-- BEGIN Provided data --

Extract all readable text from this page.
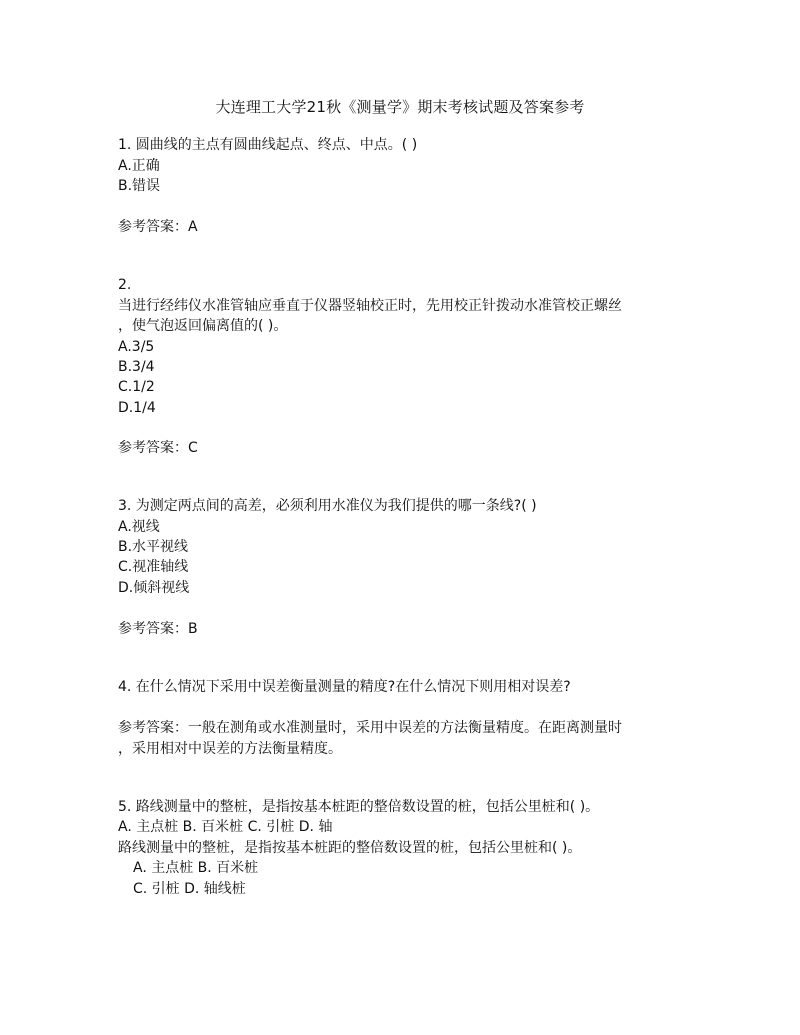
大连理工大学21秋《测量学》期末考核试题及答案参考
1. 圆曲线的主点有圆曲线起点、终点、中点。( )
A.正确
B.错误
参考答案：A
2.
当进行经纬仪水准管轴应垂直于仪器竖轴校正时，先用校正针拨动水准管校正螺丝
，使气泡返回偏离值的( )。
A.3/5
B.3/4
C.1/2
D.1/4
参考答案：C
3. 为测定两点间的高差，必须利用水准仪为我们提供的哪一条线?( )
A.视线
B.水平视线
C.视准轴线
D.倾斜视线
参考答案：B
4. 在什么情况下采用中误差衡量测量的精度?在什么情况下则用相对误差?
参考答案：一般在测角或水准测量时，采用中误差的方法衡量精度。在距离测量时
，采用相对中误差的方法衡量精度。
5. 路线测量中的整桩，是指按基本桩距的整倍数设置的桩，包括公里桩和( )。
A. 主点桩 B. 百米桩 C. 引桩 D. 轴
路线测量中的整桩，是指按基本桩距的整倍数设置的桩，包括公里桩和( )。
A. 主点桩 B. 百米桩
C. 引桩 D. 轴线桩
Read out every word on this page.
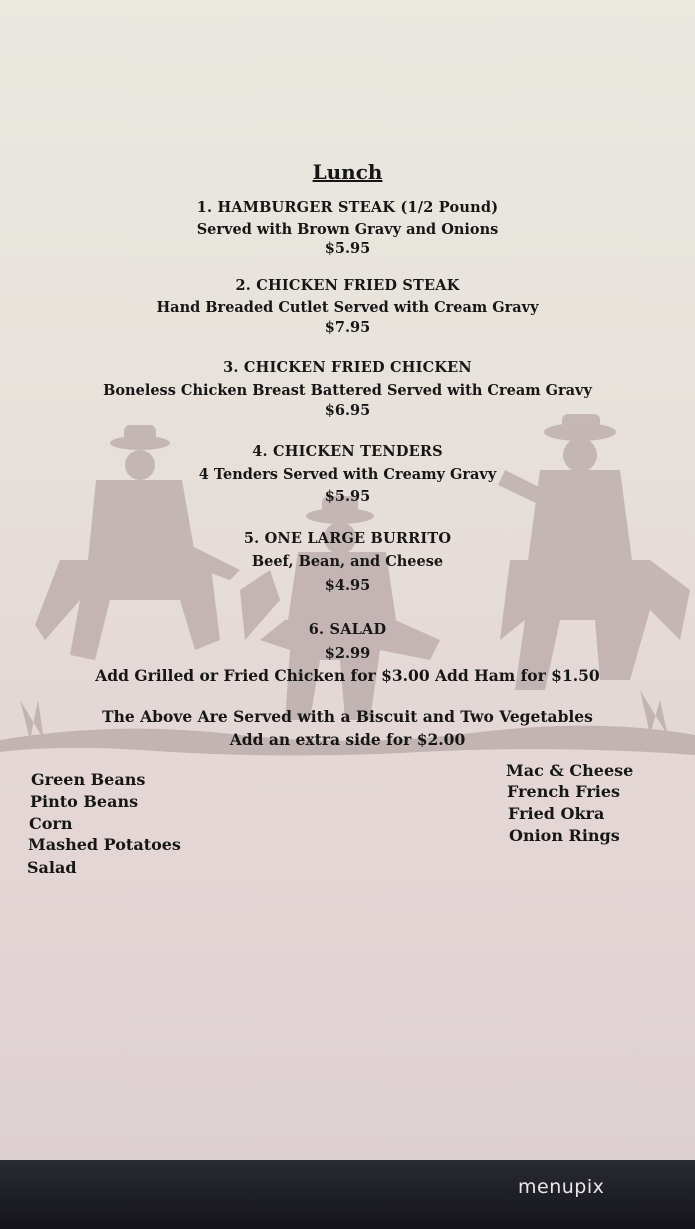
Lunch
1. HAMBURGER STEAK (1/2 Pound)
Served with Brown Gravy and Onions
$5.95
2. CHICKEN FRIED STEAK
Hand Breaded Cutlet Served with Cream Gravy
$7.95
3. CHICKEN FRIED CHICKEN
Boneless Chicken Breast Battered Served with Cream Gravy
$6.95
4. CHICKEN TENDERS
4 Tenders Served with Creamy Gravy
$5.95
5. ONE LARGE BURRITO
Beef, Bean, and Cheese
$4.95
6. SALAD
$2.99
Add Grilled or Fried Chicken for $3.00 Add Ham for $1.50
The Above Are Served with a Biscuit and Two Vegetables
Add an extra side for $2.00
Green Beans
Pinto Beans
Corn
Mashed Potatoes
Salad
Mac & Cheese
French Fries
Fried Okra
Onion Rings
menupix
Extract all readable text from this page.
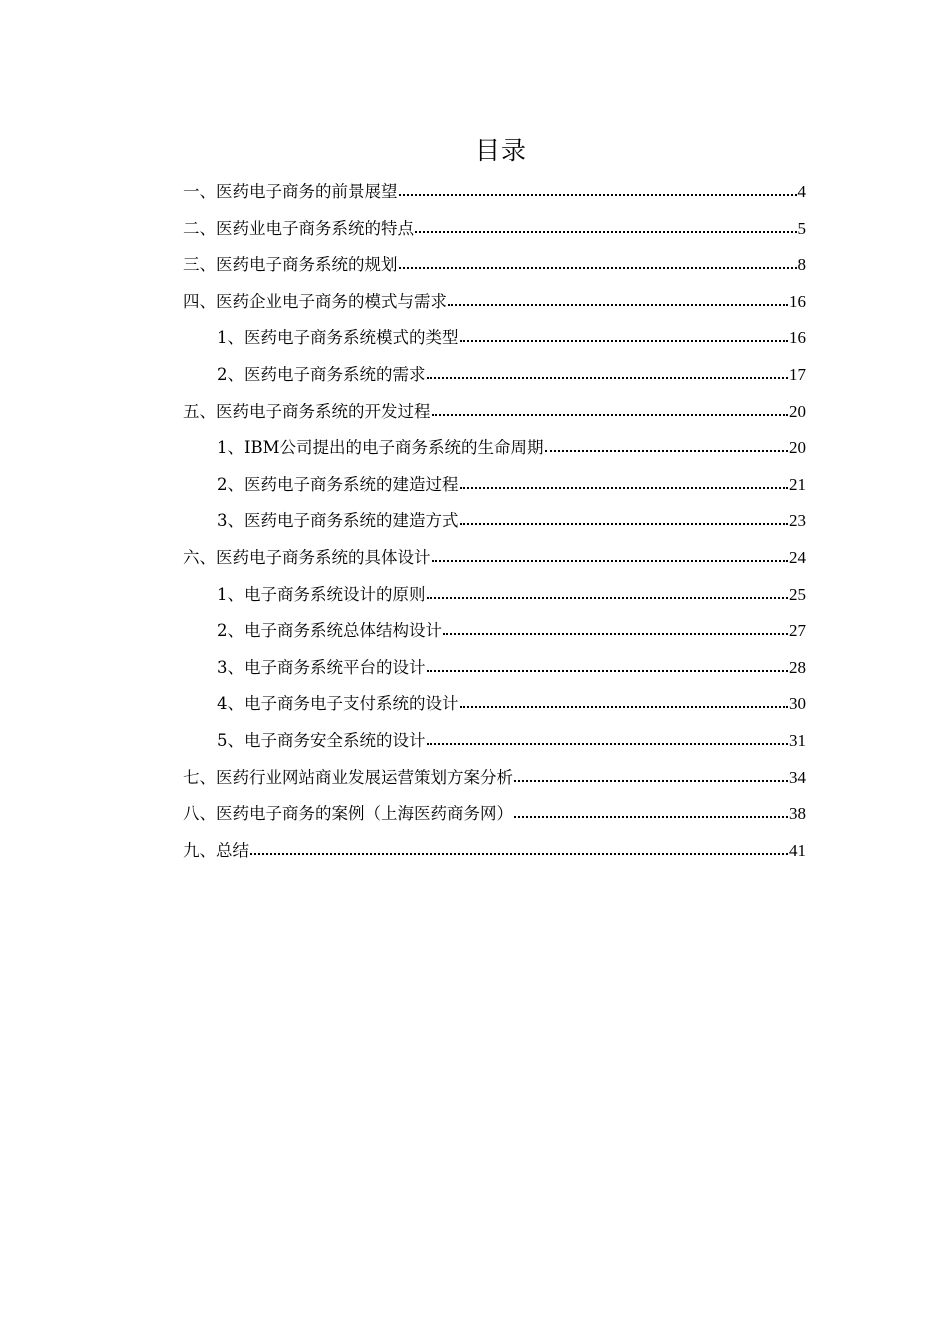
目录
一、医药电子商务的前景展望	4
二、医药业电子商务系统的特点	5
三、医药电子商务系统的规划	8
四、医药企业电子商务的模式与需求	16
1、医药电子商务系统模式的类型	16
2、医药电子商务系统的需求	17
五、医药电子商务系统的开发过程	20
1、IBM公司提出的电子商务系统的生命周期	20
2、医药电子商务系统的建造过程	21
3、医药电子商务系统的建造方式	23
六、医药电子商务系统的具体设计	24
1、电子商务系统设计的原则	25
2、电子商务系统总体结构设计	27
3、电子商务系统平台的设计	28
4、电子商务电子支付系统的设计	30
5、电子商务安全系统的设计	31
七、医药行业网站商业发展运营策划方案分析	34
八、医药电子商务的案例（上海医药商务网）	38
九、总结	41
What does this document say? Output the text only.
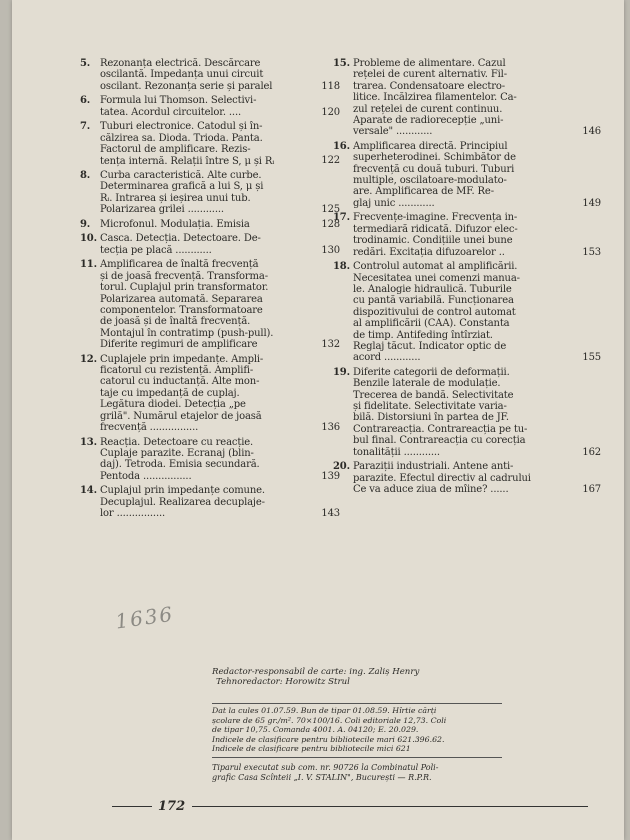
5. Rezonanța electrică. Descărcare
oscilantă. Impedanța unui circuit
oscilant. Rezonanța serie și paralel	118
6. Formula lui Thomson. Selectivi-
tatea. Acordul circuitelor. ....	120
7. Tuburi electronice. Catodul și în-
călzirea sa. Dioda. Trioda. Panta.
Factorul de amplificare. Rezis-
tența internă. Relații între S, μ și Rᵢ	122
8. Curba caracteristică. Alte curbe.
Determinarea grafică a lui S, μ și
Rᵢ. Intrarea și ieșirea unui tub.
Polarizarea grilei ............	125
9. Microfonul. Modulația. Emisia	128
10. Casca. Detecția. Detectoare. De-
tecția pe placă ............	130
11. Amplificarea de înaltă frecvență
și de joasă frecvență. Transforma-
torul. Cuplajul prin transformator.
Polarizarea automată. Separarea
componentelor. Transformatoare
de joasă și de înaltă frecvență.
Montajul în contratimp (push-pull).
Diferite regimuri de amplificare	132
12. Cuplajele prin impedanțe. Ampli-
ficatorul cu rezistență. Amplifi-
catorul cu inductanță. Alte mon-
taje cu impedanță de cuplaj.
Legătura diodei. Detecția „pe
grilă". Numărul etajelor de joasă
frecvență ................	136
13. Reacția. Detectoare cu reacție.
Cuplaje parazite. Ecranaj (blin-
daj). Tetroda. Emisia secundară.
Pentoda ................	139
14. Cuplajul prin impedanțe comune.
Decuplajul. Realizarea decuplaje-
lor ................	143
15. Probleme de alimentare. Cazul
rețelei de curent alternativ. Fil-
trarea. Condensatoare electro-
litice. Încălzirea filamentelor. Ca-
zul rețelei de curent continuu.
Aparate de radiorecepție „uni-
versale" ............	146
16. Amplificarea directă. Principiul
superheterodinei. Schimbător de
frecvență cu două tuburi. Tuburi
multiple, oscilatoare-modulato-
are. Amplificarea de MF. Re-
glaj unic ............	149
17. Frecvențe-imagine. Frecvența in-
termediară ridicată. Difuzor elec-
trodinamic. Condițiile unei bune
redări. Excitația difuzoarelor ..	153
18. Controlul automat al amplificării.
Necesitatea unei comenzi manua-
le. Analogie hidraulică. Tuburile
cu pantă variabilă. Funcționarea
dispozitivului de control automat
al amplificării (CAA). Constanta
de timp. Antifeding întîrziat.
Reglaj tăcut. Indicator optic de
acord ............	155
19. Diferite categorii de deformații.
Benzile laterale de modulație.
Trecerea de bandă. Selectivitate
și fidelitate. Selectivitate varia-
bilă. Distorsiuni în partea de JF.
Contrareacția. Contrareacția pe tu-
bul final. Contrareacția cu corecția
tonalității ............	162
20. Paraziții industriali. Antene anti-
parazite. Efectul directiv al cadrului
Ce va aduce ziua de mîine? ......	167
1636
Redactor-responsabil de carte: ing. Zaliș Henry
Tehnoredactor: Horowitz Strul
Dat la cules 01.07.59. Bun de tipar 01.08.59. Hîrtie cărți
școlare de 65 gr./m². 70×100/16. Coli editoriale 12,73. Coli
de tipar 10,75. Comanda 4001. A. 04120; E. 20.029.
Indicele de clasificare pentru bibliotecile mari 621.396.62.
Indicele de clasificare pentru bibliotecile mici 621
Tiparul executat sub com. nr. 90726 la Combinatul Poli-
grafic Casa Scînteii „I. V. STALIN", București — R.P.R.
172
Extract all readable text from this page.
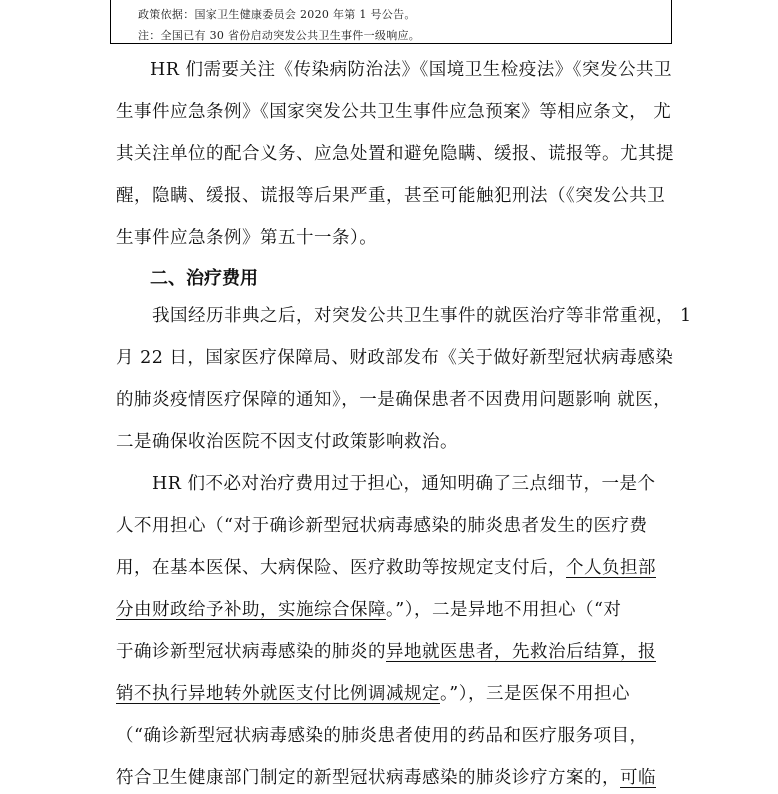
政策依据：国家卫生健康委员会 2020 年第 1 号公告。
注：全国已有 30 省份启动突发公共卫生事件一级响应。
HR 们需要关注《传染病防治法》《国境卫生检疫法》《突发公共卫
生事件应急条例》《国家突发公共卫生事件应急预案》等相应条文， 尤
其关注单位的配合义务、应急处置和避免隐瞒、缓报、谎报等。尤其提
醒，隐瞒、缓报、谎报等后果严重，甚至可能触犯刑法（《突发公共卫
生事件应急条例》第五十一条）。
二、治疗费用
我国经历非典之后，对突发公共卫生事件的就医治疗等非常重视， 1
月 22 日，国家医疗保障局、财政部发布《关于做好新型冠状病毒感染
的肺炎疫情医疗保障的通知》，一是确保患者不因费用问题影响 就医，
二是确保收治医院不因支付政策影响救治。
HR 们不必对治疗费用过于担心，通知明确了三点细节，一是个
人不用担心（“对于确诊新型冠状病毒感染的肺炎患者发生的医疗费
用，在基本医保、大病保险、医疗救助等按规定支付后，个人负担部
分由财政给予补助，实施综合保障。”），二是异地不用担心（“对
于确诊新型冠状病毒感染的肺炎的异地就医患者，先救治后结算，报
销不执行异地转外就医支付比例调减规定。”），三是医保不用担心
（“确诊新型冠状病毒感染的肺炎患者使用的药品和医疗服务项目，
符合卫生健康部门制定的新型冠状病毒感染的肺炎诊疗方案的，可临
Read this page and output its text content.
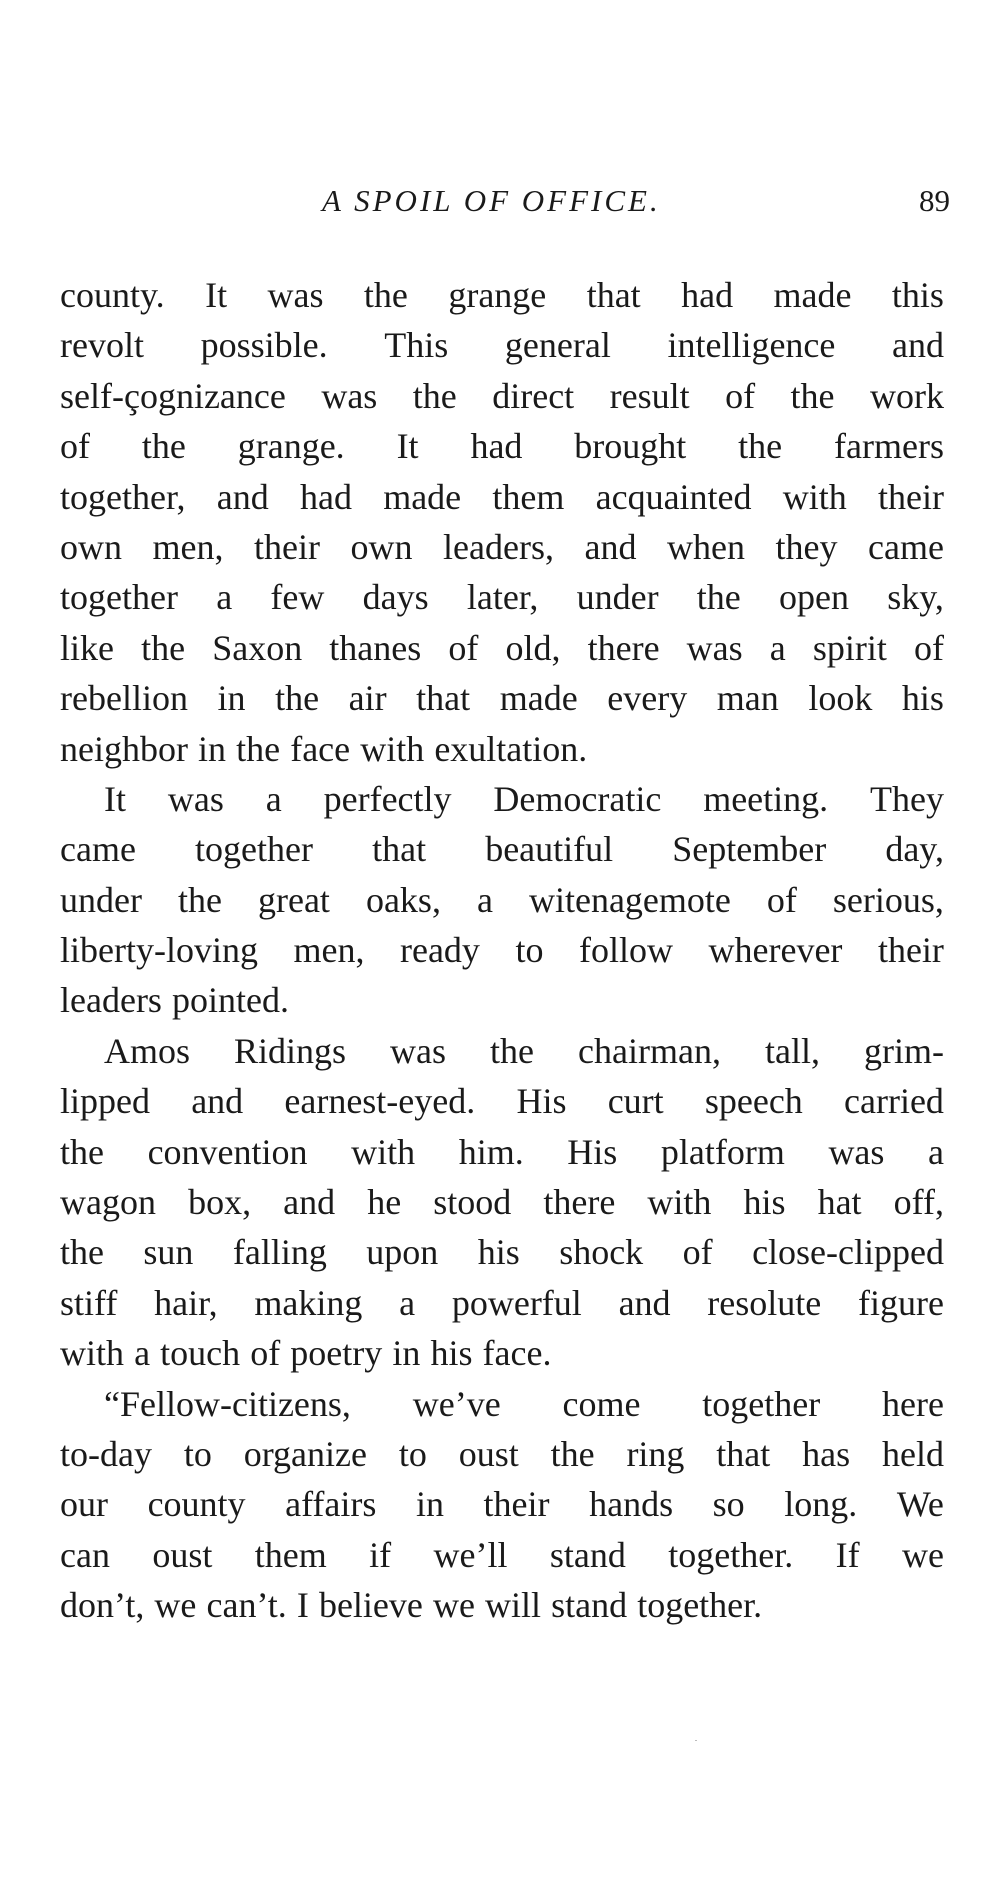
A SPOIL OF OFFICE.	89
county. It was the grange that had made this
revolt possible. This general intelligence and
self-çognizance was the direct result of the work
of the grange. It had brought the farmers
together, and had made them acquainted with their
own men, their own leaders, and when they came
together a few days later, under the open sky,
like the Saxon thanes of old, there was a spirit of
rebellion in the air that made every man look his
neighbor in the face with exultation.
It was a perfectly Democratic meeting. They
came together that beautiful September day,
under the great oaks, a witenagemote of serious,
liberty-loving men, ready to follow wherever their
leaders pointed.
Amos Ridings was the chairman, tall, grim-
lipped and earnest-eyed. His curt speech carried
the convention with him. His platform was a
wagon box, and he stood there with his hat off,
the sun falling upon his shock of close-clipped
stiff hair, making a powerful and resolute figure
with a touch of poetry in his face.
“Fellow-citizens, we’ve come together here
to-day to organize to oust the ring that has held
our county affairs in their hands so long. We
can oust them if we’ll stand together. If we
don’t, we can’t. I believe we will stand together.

-- END Provided data --

**Exercise objective**: Show every line that contains the word "there".

**Output for this exercise**:
like the Saxon thanes of old, there was a spirit of
wagon box, and he stood there with his hat off,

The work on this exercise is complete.